Challenge –
Select from the data all lines with the word "zařízení".

--- start Dataset records ---

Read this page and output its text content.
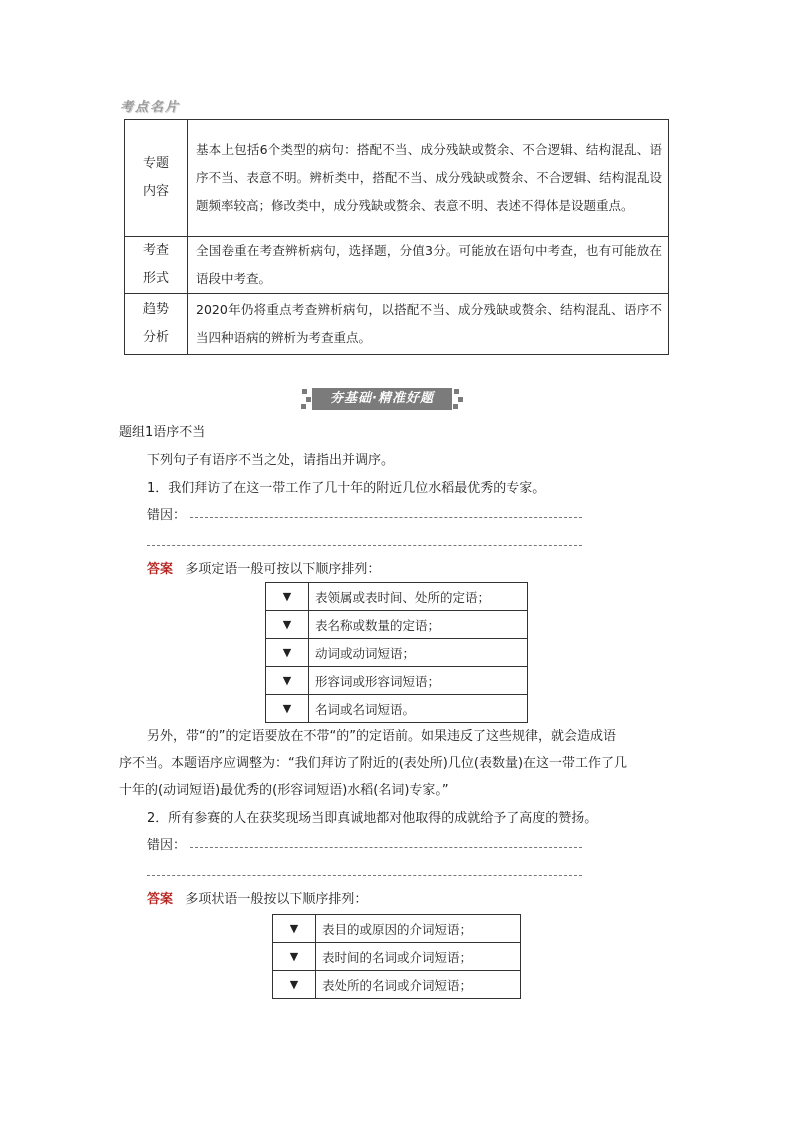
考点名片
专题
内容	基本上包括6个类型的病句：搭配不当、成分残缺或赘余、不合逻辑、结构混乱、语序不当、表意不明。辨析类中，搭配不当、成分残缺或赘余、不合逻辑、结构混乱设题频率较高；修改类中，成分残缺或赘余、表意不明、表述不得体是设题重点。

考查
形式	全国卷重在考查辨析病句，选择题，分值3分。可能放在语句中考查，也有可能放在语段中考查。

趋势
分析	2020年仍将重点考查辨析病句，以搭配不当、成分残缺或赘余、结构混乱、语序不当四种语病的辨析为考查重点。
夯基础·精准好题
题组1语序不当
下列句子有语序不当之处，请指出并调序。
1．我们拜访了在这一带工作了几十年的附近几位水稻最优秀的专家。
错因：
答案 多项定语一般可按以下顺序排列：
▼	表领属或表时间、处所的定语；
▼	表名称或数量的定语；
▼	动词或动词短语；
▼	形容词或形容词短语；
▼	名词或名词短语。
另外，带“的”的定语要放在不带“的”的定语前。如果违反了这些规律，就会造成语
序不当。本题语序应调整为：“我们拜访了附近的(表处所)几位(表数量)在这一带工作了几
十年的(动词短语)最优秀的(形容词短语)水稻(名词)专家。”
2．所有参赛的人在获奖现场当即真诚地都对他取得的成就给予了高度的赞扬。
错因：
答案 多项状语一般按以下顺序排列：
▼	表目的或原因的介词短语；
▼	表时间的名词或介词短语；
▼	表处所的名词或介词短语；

--- end Dataset records ---
--- start Dataset records ---

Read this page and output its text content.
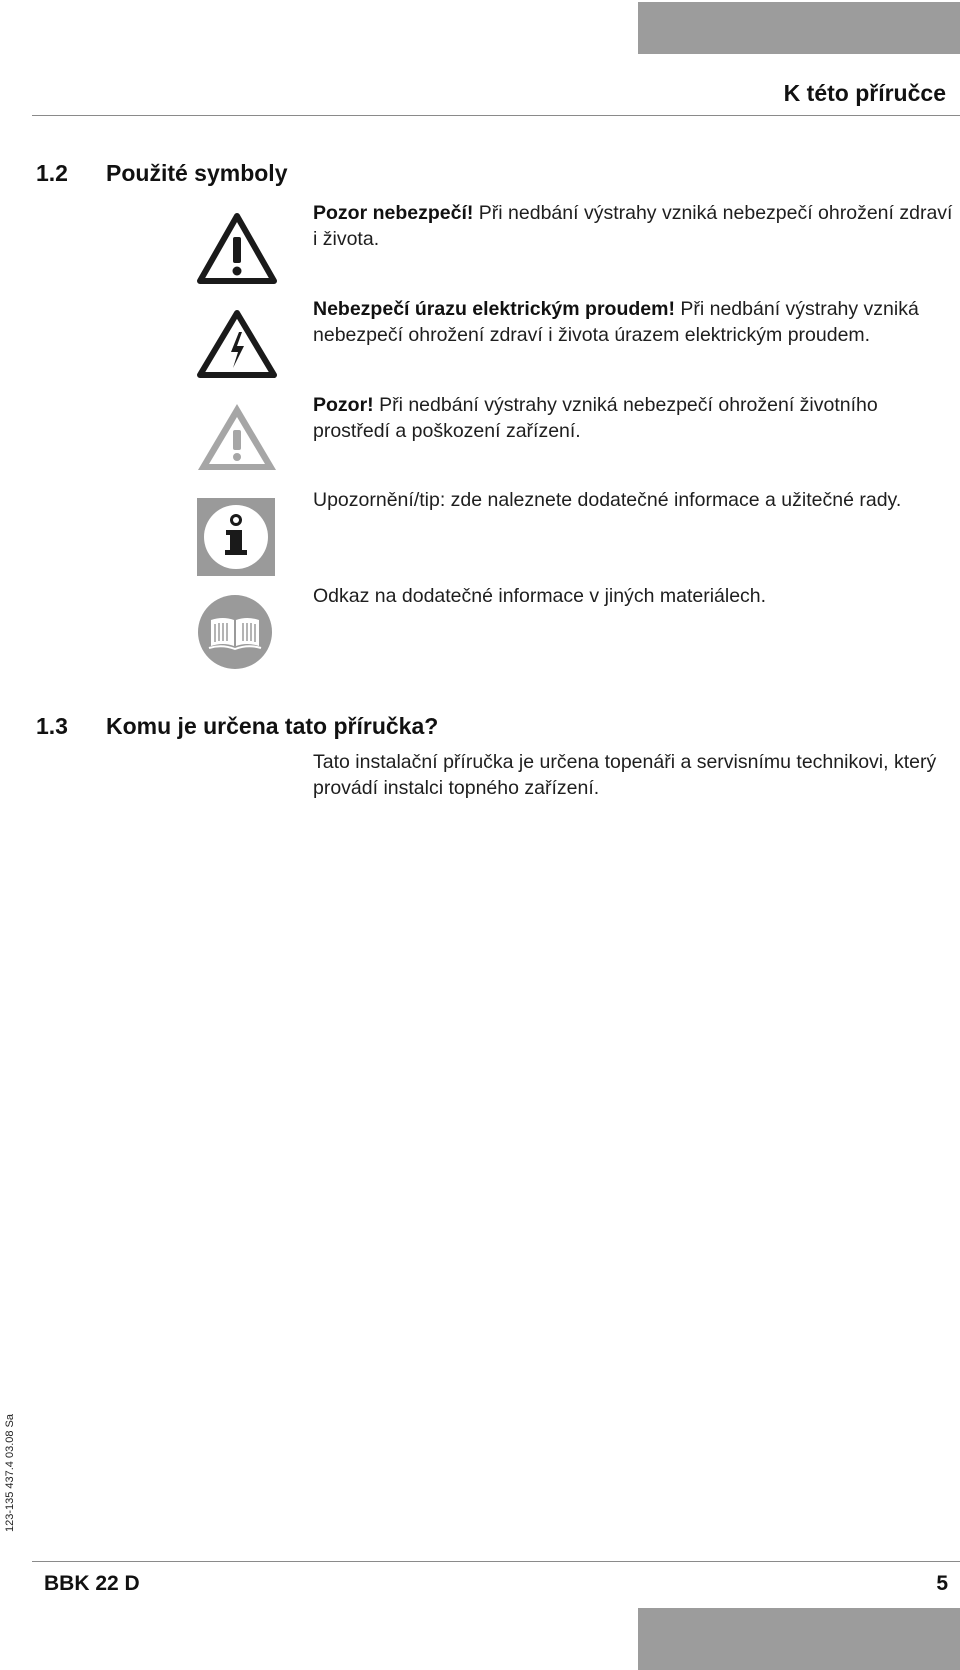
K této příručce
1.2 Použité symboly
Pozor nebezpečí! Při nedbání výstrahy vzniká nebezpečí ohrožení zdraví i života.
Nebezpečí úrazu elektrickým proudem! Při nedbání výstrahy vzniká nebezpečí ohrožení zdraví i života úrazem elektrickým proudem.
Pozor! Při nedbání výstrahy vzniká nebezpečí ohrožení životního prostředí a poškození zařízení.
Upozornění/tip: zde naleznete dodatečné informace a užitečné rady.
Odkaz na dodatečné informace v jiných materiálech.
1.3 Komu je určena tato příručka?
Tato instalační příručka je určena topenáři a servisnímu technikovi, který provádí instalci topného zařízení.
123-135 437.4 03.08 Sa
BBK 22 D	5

--- end Dataset records ---

Written solution –
Pozor! Při nedbání výstrahy vzniká nebezpečí ohrožení životního prostředí a poškození zařízení.
Tato instalační příručka je určena topenáři a servisnímu technikovi, který provádí instalci topného zařízení.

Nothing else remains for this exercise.